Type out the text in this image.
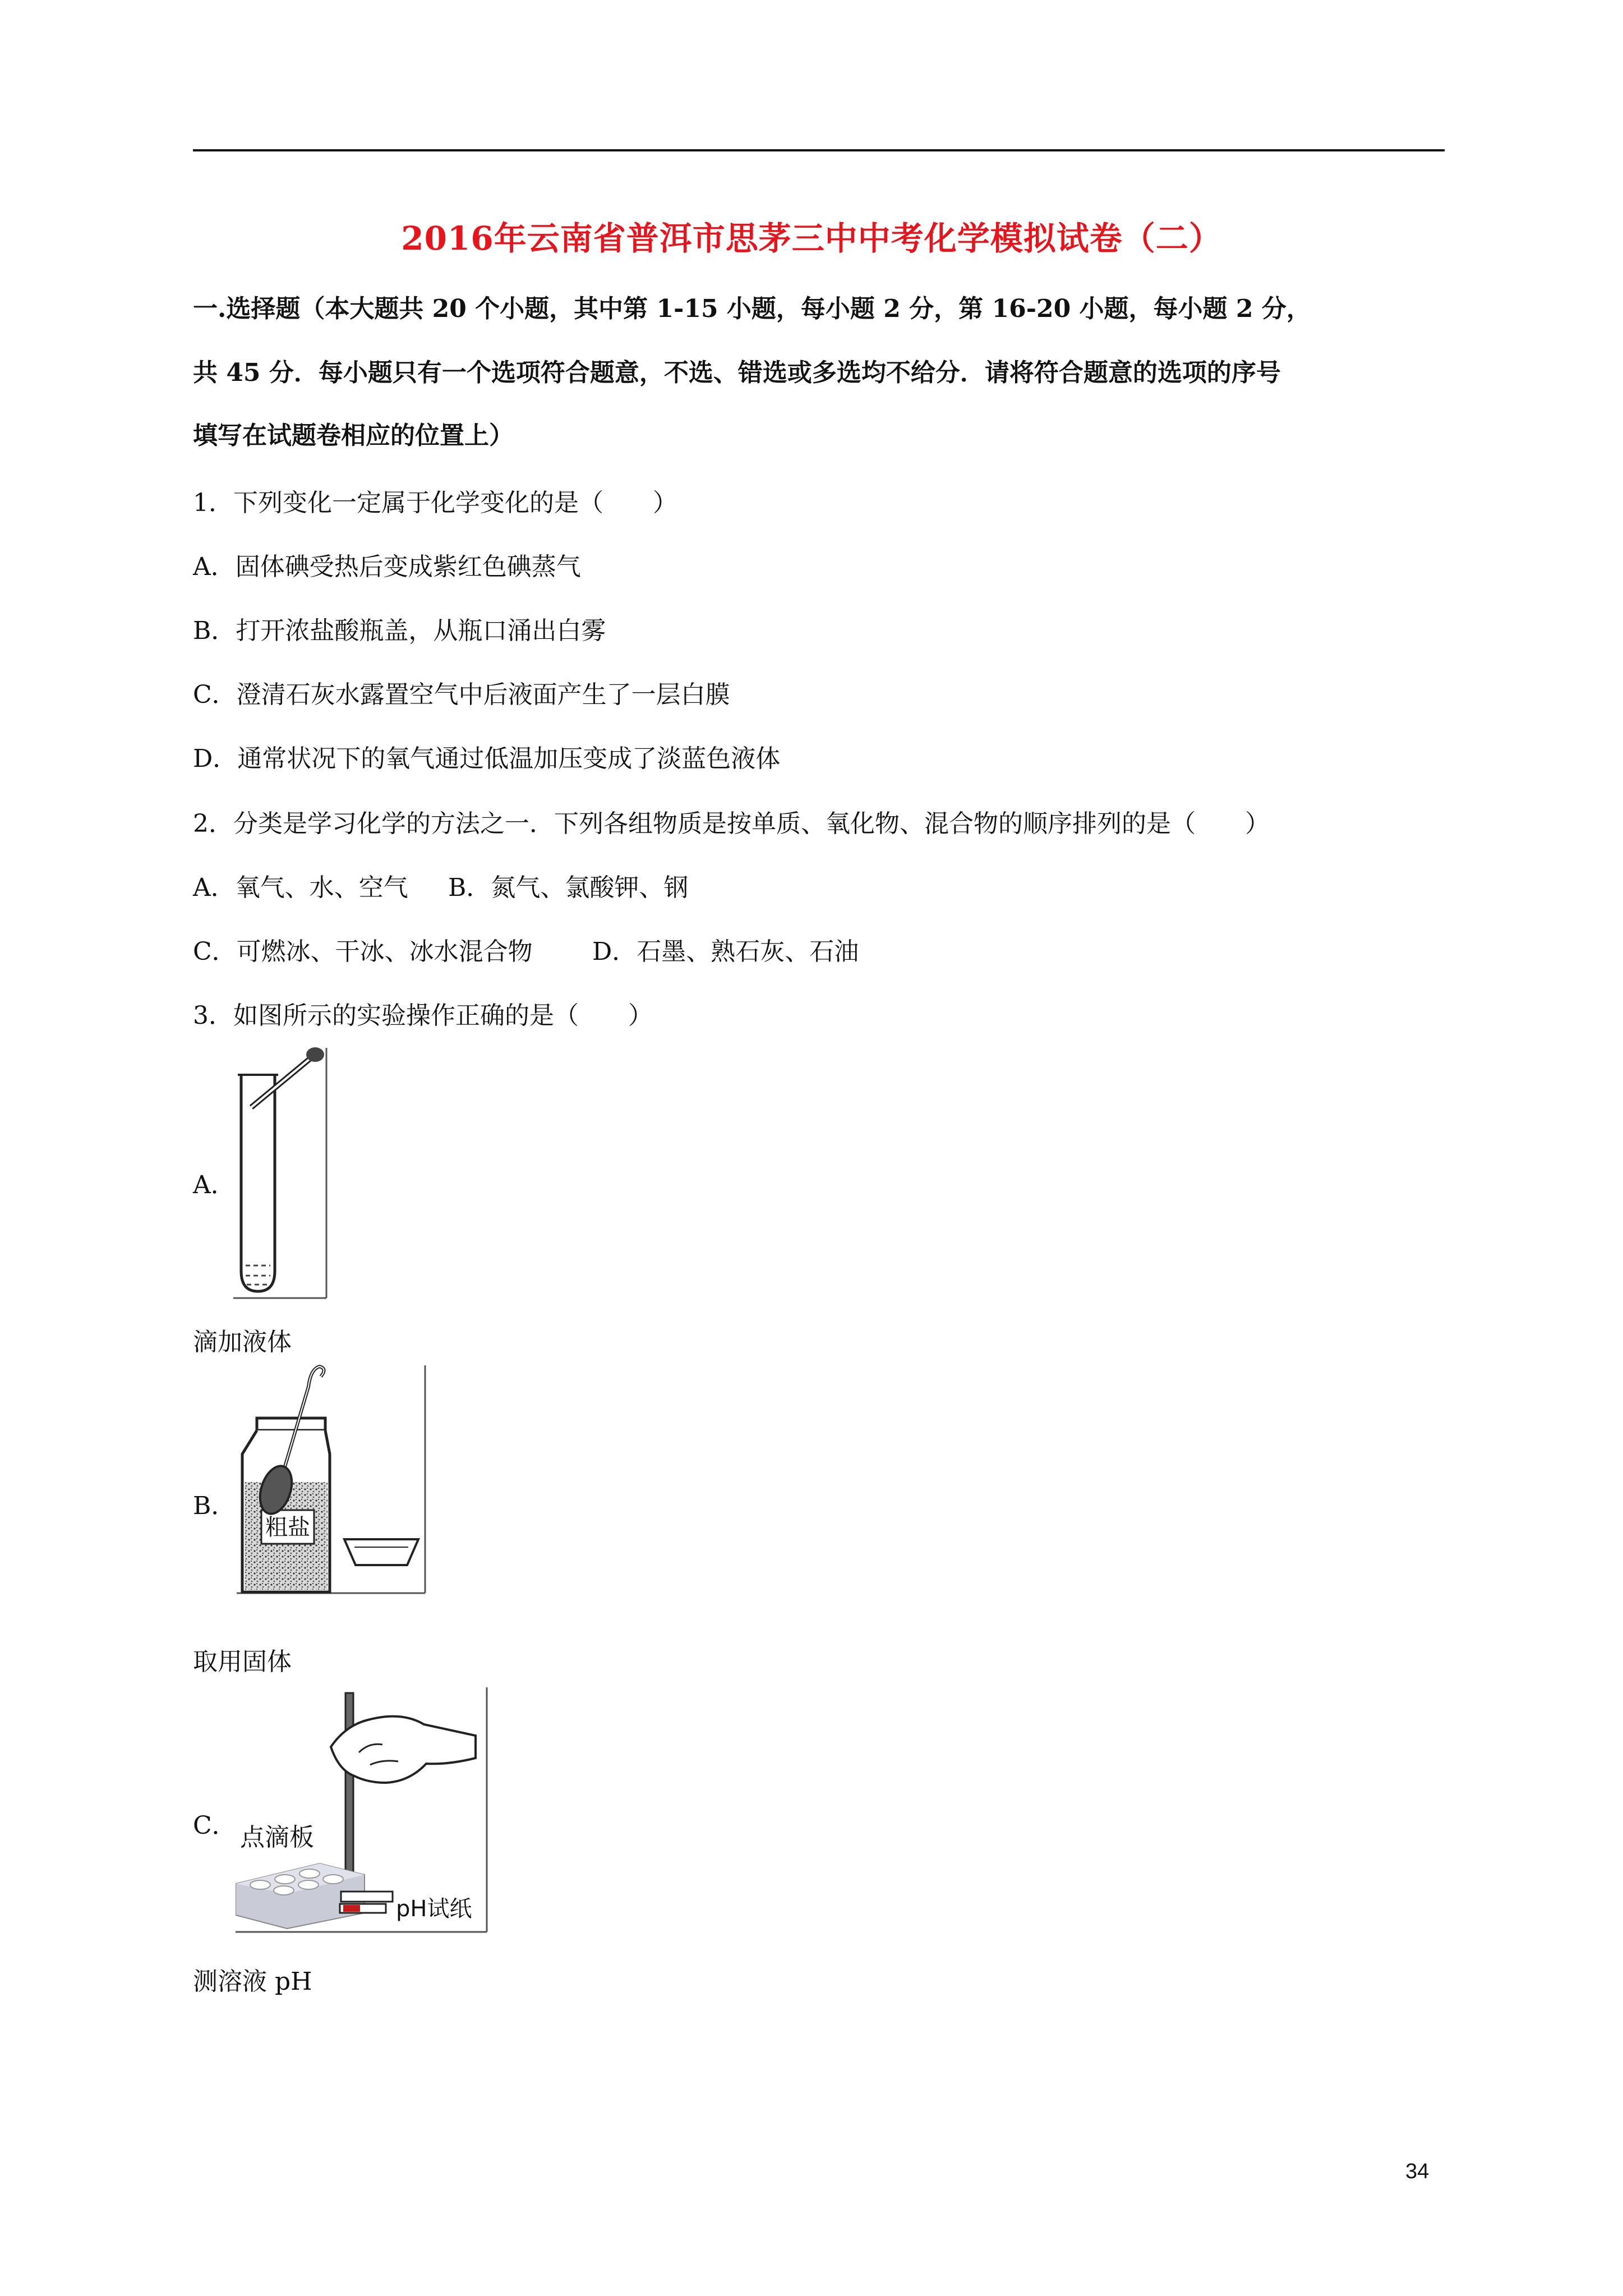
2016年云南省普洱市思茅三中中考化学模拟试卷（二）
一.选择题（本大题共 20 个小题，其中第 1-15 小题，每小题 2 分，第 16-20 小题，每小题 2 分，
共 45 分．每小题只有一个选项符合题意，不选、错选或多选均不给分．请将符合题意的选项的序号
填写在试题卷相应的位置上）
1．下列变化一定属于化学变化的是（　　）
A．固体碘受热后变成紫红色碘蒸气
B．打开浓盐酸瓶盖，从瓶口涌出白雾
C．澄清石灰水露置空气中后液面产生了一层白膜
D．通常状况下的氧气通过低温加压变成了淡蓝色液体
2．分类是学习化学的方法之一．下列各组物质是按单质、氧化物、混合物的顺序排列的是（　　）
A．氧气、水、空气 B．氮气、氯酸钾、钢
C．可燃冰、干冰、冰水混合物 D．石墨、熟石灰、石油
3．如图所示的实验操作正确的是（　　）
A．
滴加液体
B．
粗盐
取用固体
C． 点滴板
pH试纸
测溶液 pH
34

....

Task objective – Write every record out again exactly; no pictures belong in the copy.

Correct result –
Type out the text in this image.
2016年云南省普洱市思茅三中中考化学模拟试卷（二）
一.选择题（本大题共 20 个小题，其中第 1-15 小题，每小题 2 分，第 16-20 小题，每小题 2 分，
共 45 分．每小题只有一个选项符合题意，不选、错选或多选均不给分．请将符合题意的选项的序号
填写在试题卷相应的位置上）
1．下列变化一定属于化学变化的是（　　）
A．固体碘受热后变成紫红色碘蒸气
B．打开浓盐酸瓶盖，从瓶口涌出白雾
C．澄清石灰水露置空气中后液面产生了一层白膜
D．通常状况下的氧气通过低温加压变成了淡蓝色液体
2．分类是学习化学的方法之一．下列各组物质是按单质、氧化物、混合物的顺序排列的是（　　）
A．氧气、水、空气 B．氮气、氯酸钾、钢
C．可燃冰、干冰、冰水混合物 D．石墨、熟石灰、石油
3．如图所示的实验操作正确的是（　　）
A．
滴加液体
B．
粗盐
取用固体
C． 点滴板
pH试纸
测溶液 pH
34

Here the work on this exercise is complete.